Read the records and write them out again exactly.

── RECORDS SHOWN

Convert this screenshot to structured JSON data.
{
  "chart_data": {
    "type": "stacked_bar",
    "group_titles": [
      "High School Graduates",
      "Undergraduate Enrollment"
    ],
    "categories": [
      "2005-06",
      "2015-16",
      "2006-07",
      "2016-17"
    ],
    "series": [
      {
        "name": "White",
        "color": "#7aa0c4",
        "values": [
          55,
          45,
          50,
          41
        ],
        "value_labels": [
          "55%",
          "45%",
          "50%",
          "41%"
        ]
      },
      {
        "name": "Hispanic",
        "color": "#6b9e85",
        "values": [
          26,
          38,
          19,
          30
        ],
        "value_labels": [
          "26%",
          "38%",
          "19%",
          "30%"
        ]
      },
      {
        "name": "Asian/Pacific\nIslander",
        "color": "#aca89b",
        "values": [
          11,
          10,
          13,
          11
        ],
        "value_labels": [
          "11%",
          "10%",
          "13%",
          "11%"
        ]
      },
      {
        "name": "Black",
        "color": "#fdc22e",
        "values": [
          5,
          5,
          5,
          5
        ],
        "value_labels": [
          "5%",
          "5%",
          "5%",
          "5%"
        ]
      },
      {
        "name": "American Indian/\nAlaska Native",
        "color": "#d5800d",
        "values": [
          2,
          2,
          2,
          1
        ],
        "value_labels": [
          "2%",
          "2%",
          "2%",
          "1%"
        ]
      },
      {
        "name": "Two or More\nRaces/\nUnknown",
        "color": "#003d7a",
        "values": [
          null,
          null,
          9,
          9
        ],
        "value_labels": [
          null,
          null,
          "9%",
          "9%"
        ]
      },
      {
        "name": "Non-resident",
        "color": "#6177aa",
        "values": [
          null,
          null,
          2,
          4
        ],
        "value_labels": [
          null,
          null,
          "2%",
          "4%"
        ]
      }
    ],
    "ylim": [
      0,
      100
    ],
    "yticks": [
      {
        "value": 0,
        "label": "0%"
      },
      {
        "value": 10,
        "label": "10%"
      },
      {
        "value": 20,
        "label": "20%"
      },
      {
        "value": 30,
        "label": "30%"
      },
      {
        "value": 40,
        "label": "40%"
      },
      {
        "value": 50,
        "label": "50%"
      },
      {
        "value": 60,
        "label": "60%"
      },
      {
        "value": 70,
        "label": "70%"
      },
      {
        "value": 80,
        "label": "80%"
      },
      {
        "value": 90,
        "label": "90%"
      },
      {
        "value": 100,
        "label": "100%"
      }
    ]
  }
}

────

### TASK RESULT
Convert this screenshot to structured JSON data.
{
  "chart_data": {
    "type": "stacked_bar",
    "group_titles": [
      "High School Graduates",
      "Undergraduate Enrollment"
    ],
    "categories": [
      "2005-06",
      "2015-16",
      "2006-07",
      "2016-17"
    ],
    "series": [
      {
        "name": "White",
        "color": "#7aa0c4",
        "values": [
          55,
          45,
          50,
          41
        ],
        "value_labels": [
          "55%",
          "45%",
          "50%",
          "41%"
        ]
      },
      {
        "name": "Hispanic",
        "color": "#6b9e85",
        "values": [
          26,
          38,
          19,
          30
        ],
        "value_labels": [
          "26%",
          "38%",
          "19%",
          "30%"
        ]
      },
      {
        "name": "Asian/Pacific\nIslander",
        "color": "#aca89b",
        "values": [
          11,
          10,
          13,
          11
        ],
        "value_labels": [
          "11%",
          "10%",
          "13%",
          "11%"
        ]
      },
      {
        "name": "Black",
        "color": "#fdc22e",
        "values": [
          5,
          5,
          5,
          5
        ],
        "value_labels": [
          "5%",
          "5%",
          "5%",
          "5%"
        ]
      },
      {
        "name": "American Indian/\nAlaska Native",
        "color": "#d5800d",
        "values": [
          2,
          2,
          2,
          1
        ],
        "value_labels": [
          "2%",
          "2%",
          "2%",
          "1%"
        ]
      },
      {
        "name": "Two or More\nRaces/\nUnknown",
        "color": "#003d7a",
        "values": [
          null,
          null,
          9,
          9
        ],
        "value_labels": [
          null,
          null,
          "9%",
          "9%"
        ]
      },
      {
        "name": "Non-resident",
        "color": "#6177aa",
        "values": [
          null,
          null,
          2,
          4
        ],
        "value_labels": [
          null,
          null,
          "2%",
          "4%"
        ]
      }
    ],
    "ylim": [
      0,
      100
    ],
    "yticks": [
      {
        "value": 0,
        "label": "0%"
      },
      {
        "value": 10,
        "label": "10%"
      },
      {
        "value": 20,
        "label": "20%"
      },
      {
        "value": 30,
        "label": "30%"
      },
      {
        "value": 40,
        "label": "40%"
      },
      {
        "value": 50,
        "label": "50%"
      },
      {
        "value": 60,
        "label": "60%"
      },
      {
        "value": 70,
        "label": "70%"
      },
      {
        "value": 80,
        "label": "80%"
      },
      {
        "value": 90,
        "label": "90%"
      },
      {
        "value": 100,
        "label": "100%"
      }
    ]
  }
}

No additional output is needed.